▶ SHORT TASK:
Copy out every record precisely.

Dataset excerpt:

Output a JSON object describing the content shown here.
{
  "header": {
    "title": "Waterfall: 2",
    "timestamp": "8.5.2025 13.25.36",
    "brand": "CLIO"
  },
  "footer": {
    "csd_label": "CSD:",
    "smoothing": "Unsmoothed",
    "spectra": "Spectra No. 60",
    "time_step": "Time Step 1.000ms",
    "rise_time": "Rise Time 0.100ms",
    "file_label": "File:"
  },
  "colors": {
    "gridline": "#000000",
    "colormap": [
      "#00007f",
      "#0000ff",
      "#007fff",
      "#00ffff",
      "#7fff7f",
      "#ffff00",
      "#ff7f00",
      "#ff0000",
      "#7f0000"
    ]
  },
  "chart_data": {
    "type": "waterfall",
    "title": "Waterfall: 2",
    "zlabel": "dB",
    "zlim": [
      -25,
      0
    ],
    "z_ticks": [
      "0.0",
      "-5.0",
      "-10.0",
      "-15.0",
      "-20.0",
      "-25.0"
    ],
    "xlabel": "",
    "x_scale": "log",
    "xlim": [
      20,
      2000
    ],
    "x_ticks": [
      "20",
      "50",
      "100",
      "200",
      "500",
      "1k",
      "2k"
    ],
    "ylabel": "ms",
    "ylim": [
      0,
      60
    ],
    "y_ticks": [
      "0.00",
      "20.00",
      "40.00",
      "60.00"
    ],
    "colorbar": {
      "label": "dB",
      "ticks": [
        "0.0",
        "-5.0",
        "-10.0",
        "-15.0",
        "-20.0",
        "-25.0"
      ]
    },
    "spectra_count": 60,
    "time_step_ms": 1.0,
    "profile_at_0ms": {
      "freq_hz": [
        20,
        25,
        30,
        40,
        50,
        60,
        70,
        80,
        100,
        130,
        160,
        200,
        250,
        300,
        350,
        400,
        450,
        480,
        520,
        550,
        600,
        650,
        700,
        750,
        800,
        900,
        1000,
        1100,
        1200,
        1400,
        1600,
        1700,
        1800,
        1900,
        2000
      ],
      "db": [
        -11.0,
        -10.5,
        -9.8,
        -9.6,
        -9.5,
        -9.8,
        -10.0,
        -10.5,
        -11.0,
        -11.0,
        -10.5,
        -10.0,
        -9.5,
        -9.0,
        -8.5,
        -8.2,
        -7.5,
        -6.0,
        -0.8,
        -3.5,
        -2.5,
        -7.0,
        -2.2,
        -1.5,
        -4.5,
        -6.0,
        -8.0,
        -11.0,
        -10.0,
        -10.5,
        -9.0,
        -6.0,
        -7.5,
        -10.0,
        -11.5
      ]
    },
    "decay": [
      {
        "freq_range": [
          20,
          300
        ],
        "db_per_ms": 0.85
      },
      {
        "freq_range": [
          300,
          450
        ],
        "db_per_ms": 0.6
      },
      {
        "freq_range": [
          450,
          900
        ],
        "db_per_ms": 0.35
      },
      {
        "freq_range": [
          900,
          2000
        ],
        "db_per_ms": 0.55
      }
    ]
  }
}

▶ SOLUTION TO THE PROBLEM:
Output a JSON object describing the content shown here.
{
  "header": {
    "title": "Waterfall: 2",
    "timestamp": "8.5.2025 13.25.36",
    "brand": "CLIO"
  },
  "footer": {
    "csd_label": "CSD:",
    "smoothing": "Unsmoothed",
    "spectra": "Spectra No. 60",
    "time_step": "Time Step 1.000ms",
    "rise_time": "Rise Time 0.100ms",
    "file_label": "File:"
  },
  "colors": {
    "gridline": "#000000",
    "colormap": [
      "#00007f",
      "#0000ff",
      "#007fff",
      "#00ffff",
      "#7fff7f",
      "#ffff00",
      "#ff7f00",
      "#ff0000",
      "#7f0000"
    ]
  },
  "chart_data": {
    "type": "waterfall",
    "title": "Waterfall: 2",
    "zlabel": "dB",
    "zlim": [
      -25,
      0
    ],
    "z_ticks": [
      "0.0",
      "-5.0",
      "-10.0",
      "-15.0",
      "-20.0",
      "-25.0"
    ],
    "xlabel": "",
    "x_scale": "log",
    "xlim": [
      20,
      2000
    ],
    "x_ticks": [
      "20",
      "50",
      "100",
      "200",
      "500",
      "1k",
      "2k"
    ],
    "ylabel": "ms",
    "ylim": [
      0,
      60
    ],
    "y_ticks": [
      "0.00",
      "20.00",
      "40.00",
      "60.00"
    ],
    "colorbar": {
      "label": "dB",
      "ticks": [
        "0.0",
        "-5.0",
        "-10.0",
        "-15.0",
        "-20.0",
        "-25.0"
      ]
    },
    "spectra_count": 60,
    "time_step_ms": 1.0,
    "profile_at_0ms": {
      "freq_hz": [
        20,
        25,
        30,
        40,
        50,
        60,
        70,
        80,
        100,
        130,
        160,
        200,
        250,
        300,
        350,
        400,
        450,
        480,
        520,
        550,
        600,
        650,
        700,
        750,
        800,
        900,
        1000,
        1100,
        1200,
        1400,
        1600,
        1700,
        1800,
        1900,
        2000
      ],
      "db": [
        -11.0,
        -10.5,
        -9.8,
        -9.6,
        -9.5,
        -9.8,
        -10.0,
        -10.5,
        -11.0,
        -11.0,
        -10.5,
        -10.0,
        -9.5,
        -9.0,
        -8.5,
        -8.2,
        -7.5,
        -6.0,
        -0.8,
        -3.5,
        -2.5,
        -7.0,
        -2.2,
        -1.5,
        -4.5,
        -6.0,
        -8.0,
        -11.0,
        -10.0,
        -10.5,
        -9.0,
        -6.0,
        -7.5,
        -10.0,
        -11.5
      ]
    },
    "decay": [
      {
        "freq_range": [
          20,
          300
        ],
        "db_per_ms": 0.85
      },
      {
        "freq_range": [
          300,
          450
        ],
        "db_per_ms": 0.6
      },
      {
        "freq_range": [
          450,
          900
        ],
        "db_per_ms": 0.35
      },
      {
        "freq_range": [
          900,
          2000
        ],
        "db_per_ms": 0.55
      }
    ]
  }
}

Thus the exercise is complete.